Page excerpt:
------------------------------------------------

The auditing requirement discussed for label 4 suggests that a version marker should be part of the model parameters used in scoring and it should be added to each record along with the score. An alternative might be to track the timestamp ranges for when a particular model version was used, but keep in mind our previous discussion about the difficulties of synchronizing clocks!

Akka Actors are particularly nice for implementing the “session” microservices. Because they are so lightweight, you can create one instance of a session actor per device. It holds the state of the device, mirrors state transitions, services requests, and the like, in parallel with and independent of other session actors. They scale very well for a large device network.

One interesting variation is to move model scoring down to the device itself. This approach is especially useful for very latency-sensitive scoring requirements and to mitigate the risk of having no scoring available when the device is not connected to the internet.

Figure 6-2 shows this variation.

IoT anomaly detection scoring on the devices
Figure 6-2. IoT anomaly detection scoring on the devices

The first five labels are unchanged.

  1. Where previously anomaly records were ingested by the session microservices, now they read model parameter updates.

  2. The session microservices push model parameter updates to the devices.

  3. The devices score the telemetry locally, invoking corrective action when necessary.

Because training doesn’t require low latency, this approach reduces the “urgency” of ingesting telemetry into the data center. It will reduce network bandwidth if the telemetry needed for training can be consolidated and sent in bursts.

Other Machine Learning Considerations

Besides anomaly detection, other ways we might use machine learning in these examples include the following:

Voice interface

Interpret and respond to voice commands for service.

Improved user experience

Study usage patterns to optimize difficult-to-use features.

Recommendations

Recommend services based on usage patterns and interests.

Automatic tuning of the runtime environment

In a very large network of devices and services, usage patterns can change dramatically over time and other changed circumstances. Usage spikes are common. Hence, being able to automatically tune how services are distributed and used, as well as how and when they interact with remote services, can make the user experience better and the overall system more robust.

Model drift or concept drift refers to how a model may become stale over time as the situation it models changes. For example, new ways of attempting fraud are constantly being invented. For some algorithms or systems, model updates will require retraining from scratch with a large historical data set. Other systems support incremental updates to the model using just the data that has been gathered since the last update. Fortunately, it’s rare for model drift to occur quickly, so frequent retraining is seldom required.

------------------------------------------------

Supplied data:
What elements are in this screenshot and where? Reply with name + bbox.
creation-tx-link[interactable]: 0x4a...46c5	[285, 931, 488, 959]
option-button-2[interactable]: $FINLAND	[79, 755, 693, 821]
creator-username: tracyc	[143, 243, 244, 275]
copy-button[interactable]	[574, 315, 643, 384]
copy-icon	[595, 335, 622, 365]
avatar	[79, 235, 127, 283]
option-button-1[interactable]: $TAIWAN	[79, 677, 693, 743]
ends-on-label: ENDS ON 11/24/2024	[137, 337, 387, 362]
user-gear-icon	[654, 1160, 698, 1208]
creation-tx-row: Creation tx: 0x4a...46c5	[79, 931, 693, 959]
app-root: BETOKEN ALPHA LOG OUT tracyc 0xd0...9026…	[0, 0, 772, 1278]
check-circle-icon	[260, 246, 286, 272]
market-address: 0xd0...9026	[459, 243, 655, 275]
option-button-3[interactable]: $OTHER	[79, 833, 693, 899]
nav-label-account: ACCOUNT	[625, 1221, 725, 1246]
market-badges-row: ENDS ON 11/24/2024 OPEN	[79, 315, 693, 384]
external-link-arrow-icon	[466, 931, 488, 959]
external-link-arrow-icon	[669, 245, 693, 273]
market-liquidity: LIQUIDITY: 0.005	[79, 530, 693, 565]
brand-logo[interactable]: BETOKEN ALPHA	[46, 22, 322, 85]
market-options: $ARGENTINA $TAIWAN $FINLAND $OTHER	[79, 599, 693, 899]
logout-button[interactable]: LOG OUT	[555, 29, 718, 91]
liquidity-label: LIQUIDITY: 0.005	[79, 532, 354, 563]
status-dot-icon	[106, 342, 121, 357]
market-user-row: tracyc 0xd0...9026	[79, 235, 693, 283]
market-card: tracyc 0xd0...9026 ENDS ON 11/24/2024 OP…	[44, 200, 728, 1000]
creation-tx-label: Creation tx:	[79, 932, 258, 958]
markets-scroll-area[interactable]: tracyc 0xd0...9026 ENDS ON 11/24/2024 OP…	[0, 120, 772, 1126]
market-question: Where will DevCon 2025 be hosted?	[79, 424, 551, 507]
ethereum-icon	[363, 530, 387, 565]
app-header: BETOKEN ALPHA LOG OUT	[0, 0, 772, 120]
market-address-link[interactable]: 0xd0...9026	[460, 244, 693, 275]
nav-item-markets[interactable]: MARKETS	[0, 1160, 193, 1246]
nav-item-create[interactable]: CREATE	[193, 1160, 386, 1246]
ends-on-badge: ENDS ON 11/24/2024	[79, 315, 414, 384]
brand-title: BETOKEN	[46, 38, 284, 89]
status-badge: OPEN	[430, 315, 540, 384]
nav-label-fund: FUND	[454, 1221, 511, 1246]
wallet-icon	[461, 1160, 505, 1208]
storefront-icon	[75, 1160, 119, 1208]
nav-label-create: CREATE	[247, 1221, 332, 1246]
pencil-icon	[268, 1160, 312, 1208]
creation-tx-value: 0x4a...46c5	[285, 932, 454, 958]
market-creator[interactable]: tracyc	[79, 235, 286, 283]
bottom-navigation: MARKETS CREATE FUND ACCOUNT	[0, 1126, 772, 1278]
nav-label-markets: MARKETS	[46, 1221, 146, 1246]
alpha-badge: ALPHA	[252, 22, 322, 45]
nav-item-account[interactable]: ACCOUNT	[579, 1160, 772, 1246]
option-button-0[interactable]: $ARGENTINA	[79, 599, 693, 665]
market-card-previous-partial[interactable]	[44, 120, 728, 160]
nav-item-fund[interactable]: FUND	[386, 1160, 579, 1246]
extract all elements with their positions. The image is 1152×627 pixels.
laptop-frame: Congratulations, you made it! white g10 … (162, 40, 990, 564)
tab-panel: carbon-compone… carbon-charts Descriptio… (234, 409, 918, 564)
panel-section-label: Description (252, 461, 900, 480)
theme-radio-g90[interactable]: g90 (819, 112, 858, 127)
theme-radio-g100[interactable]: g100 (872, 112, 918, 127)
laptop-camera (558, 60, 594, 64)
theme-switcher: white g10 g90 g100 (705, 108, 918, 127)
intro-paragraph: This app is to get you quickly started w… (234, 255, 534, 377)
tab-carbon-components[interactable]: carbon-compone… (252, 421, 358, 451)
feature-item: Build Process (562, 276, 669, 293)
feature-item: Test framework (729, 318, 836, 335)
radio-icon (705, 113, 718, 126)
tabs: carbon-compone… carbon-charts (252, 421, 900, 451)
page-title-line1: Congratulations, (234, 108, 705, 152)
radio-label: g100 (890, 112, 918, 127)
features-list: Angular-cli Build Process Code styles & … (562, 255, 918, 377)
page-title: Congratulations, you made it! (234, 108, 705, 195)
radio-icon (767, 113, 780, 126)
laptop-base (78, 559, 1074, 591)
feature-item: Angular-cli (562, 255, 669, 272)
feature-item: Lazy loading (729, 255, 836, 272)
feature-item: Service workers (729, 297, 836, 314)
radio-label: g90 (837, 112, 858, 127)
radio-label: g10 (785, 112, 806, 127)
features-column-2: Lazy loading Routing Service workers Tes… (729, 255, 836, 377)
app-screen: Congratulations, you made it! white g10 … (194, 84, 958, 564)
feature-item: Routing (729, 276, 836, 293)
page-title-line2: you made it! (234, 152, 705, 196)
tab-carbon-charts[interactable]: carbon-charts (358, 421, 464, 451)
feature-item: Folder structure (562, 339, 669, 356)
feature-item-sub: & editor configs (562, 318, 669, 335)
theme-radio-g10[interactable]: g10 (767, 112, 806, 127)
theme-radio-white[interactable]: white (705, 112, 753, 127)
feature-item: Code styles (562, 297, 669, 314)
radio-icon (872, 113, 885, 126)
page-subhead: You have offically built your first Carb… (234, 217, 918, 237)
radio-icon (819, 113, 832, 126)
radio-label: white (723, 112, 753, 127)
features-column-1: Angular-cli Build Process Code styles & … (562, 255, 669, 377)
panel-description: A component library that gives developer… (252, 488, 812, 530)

------------------------------------------------

Required tasks:
1. In the passage on model scoring for device networks, what makes Akka Actors well suited to the "session" microservices?
2. From the passage on model scoring for device networks, extract the text word for word, starting with "One interesting variation" and going on through "to the devices.".

Outputs in order:
1. They are so lightweight that one session actor instance can be created per device.

2.
One interesting variation is to move model scoring down to the device itself. This approach is especially useful for very latency-sensitive scoring requirements and to mitigate the risk of having no scoring available when the device is not connected to the internet.

Figure 6-2 shows this variation.

IoT anomaly detection scoring on the devices
Figure 6-2. IoT anomaly detection scoring on the devices

The first five labels are unchanged.

  1. Where previously anomaly records were ingested by the session microservices, now they read model parameter updates.

  2. The session microservices push model parameter updates to the devices.